SET EXERCISE ▸
Repeat the full listing, word for word.

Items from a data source
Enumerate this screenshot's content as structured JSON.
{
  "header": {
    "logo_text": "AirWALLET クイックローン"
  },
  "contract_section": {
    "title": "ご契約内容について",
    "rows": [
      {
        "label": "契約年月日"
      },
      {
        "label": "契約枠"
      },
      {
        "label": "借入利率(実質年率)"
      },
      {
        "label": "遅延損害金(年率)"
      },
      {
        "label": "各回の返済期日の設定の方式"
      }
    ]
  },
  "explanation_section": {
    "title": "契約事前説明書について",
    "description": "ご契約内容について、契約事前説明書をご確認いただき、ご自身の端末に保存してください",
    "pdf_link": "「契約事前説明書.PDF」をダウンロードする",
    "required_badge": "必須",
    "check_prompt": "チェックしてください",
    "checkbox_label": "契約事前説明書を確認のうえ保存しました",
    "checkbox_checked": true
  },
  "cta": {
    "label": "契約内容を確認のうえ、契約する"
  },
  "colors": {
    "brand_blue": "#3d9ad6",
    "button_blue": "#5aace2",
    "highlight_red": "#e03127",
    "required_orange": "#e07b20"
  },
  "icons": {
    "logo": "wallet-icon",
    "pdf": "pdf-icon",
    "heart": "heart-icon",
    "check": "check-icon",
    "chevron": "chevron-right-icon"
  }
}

ANSWER ▸
Enumerate this screenshot's content as structured JSON.
{
  "header": {
    "logo_text": "AirWALLET クイックローン"
  },
  "contract_section": {
    "title": "ご契約内容について",
    "rows": [
      {
        "label": "契約年月日"
      },
      {
        "label": "契約枠"
      },
      {
        "label": "借入利率(実質年率)"
      },
      {
        "label": "遅延損害金(年率)"
      },
      {
        "label": "各回の返済期日の設定の方式"
      }
    ]
  },
  "explanation_section": {
    "title": "契約事前説明書について",
    "description": "ご契約内容について、契約事前説明書をご確認いただき、ご自身の端末に保存してください",
    "pdf_link": "「契約事前説明書.PDF」をダウンロードする",
    "required_badge": "必須",
    "check_prompt": "チェックしてください",
    "checkbox_label": "契約事前説明書を確認のうえ保存しました",
    "checkbox_checked": true
  },
  "cta": {
    "label": "契約内容を確認のうえ、契約する"
  },
  "colors": {
    "brand_blue": "#3d9ad6",
    "button_blue": "#5aace2",
    "highlight_red": "#e03127",
    "required_orange": "#e07b20"
  },
  "icons": {
    "logo": "wallet-icon",
    "pdf": "pdf-icon",
    "heart": "heart-icon",
    "check": "check-icon",
    "chevron": "chevron-right-icon"
  }
}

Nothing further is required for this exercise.